>>

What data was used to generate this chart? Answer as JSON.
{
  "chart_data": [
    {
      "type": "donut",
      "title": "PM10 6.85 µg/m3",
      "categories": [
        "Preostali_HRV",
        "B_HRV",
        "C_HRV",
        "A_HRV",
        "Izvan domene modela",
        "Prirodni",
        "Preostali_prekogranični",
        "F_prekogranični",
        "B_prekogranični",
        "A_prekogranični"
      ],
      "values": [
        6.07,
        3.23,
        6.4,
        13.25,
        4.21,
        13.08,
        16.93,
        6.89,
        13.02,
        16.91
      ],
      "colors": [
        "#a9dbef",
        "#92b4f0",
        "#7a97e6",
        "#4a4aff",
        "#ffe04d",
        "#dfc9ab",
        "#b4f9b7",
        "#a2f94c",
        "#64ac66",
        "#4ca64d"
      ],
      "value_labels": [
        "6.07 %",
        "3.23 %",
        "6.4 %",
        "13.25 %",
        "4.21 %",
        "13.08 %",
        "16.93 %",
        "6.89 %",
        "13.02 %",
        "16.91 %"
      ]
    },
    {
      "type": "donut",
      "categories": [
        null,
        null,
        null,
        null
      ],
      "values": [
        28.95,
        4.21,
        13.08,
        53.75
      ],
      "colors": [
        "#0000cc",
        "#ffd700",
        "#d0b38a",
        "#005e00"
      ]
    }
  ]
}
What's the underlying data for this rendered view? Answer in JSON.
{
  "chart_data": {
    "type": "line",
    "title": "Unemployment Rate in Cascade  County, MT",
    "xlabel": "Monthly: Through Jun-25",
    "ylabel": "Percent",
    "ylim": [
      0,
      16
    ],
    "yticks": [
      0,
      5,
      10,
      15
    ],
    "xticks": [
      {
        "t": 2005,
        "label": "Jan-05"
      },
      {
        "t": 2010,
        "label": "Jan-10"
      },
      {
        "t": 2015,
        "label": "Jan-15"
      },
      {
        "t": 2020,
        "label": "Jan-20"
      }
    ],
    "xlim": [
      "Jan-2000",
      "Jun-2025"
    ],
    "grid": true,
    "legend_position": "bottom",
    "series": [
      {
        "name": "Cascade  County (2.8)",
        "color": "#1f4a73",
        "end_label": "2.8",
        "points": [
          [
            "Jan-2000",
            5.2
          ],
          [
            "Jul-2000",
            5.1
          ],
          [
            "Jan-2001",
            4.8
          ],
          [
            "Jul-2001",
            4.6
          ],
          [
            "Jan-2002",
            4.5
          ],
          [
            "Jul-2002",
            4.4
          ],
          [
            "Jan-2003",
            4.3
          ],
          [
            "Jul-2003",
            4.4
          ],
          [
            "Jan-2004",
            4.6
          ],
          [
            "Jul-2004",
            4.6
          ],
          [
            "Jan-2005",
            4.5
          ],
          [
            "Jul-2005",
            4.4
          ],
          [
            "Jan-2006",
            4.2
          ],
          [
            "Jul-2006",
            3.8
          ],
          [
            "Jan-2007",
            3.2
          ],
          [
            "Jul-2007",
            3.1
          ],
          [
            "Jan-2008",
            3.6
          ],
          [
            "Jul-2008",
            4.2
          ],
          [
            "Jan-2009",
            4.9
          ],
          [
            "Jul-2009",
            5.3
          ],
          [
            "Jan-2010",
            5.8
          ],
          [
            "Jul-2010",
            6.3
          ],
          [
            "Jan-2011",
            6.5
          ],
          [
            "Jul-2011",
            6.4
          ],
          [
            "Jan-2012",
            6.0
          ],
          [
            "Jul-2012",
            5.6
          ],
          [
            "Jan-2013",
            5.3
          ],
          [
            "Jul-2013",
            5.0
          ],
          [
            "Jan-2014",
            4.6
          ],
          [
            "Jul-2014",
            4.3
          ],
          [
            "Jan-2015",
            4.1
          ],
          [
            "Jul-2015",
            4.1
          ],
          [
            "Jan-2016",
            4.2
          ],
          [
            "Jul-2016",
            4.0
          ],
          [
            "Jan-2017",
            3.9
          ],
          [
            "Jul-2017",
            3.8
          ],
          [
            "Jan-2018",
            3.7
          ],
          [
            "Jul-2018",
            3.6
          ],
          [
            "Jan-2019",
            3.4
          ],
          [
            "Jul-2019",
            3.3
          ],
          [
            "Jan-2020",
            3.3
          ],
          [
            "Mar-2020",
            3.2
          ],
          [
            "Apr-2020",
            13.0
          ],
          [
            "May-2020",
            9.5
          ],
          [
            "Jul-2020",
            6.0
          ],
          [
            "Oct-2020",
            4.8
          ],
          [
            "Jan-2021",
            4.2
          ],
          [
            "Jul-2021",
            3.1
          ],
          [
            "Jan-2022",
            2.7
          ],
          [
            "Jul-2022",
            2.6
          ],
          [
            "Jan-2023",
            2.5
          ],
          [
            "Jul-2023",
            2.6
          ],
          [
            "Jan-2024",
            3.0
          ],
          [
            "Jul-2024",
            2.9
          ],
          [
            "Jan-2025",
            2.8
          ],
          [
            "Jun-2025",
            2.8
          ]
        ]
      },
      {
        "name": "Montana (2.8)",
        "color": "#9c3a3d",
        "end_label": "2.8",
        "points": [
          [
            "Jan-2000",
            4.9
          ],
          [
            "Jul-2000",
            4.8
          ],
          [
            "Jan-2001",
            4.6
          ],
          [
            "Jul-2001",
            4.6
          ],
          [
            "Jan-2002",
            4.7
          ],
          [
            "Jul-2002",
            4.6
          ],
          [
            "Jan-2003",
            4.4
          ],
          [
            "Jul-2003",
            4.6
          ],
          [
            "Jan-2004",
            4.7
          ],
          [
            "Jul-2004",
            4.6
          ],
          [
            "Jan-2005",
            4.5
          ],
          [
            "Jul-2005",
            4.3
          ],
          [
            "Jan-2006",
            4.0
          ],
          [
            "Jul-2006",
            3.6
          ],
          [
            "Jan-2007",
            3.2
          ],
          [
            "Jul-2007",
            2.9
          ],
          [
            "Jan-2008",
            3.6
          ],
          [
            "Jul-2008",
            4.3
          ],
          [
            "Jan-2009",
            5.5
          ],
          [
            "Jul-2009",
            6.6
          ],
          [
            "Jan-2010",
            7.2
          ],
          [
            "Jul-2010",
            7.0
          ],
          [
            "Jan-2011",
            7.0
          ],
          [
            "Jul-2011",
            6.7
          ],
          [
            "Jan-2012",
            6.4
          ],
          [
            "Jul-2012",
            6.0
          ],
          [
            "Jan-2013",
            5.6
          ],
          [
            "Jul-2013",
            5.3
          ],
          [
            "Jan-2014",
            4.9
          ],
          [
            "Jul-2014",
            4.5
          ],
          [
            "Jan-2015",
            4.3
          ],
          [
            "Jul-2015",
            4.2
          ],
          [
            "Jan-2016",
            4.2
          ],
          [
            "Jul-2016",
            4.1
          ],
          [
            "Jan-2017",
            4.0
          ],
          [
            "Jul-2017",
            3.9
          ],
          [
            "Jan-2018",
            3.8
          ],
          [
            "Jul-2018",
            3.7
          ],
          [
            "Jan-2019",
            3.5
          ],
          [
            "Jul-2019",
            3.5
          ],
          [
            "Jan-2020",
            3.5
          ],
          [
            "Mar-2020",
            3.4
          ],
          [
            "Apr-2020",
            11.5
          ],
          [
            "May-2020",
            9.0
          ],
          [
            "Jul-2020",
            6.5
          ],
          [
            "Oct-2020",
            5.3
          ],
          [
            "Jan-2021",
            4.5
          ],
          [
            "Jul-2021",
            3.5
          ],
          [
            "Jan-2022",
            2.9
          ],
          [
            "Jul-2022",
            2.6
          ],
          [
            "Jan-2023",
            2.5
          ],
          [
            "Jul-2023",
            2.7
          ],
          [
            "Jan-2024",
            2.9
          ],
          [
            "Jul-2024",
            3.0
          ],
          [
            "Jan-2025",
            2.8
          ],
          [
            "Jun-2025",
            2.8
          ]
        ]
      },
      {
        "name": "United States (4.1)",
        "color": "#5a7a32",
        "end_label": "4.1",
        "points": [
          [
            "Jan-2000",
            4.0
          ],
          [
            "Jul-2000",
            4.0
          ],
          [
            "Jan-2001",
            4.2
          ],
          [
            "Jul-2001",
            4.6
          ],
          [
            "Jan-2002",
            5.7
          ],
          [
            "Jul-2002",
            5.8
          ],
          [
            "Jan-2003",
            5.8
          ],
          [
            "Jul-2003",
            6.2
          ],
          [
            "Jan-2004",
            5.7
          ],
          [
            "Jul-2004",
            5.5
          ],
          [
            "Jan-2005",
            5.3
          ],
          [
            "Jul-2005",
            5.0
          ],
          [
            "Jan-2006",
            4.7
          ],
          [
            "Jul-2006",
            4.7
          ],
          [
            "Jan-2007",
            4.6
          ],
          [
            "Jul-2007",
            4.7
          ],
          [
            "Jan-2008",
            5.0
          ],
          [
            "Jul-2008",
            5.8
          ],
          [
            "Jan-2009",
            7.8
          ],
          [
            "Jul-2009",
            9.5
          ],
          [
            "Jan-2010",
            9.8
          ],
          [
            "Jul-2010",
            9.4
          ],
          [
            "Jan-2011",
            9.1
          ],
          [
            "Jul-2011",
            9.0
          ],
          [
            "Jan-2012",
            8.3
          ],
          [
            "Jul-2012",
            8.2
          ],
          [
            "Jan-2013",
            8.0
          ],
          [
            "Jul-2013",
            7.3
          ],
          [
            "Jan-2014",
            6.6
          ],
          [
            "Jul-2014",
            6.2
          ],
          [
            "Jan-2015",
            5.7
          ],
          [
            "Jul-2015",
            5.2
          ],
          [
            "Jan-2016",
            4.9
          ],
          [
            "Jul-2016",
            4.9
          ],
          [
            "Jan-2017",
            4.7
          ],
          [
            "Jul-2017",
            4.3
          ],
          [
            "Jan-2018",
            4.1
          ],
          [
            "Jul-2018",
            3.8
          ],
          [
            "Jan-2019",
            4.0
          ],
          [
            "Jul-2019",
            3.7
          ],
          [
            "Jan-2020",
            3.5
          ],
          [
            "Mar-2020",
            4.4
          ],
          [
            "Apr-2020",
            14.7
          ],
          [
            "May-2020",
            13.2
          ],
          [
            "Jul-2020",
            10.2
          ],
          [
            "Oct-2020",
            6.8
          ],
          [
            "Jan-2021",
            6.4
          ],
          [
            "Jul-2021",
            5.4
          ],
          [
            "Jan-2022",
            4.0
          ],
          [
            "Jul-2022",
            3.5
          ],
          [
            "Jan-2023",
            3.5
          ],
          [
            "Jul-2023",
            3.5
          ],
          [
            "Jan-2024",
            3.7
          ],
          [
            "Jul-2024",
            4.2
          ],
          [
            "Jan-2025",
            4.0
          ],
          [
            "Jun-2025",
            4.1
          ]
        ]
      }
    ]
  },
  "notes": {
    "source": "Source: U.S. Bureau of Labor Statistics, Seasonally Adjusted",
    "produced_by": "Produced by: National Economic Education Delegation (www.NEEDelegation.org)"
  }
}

<<

→ **Exercise aim**:
Each line in the entries above that includes the string "this" should be extracted.

→ **Solution to the problem**:
What data was used to generate this chart? Answer as JSON.
What's the underlying data for this rendered view? Answer in JSON.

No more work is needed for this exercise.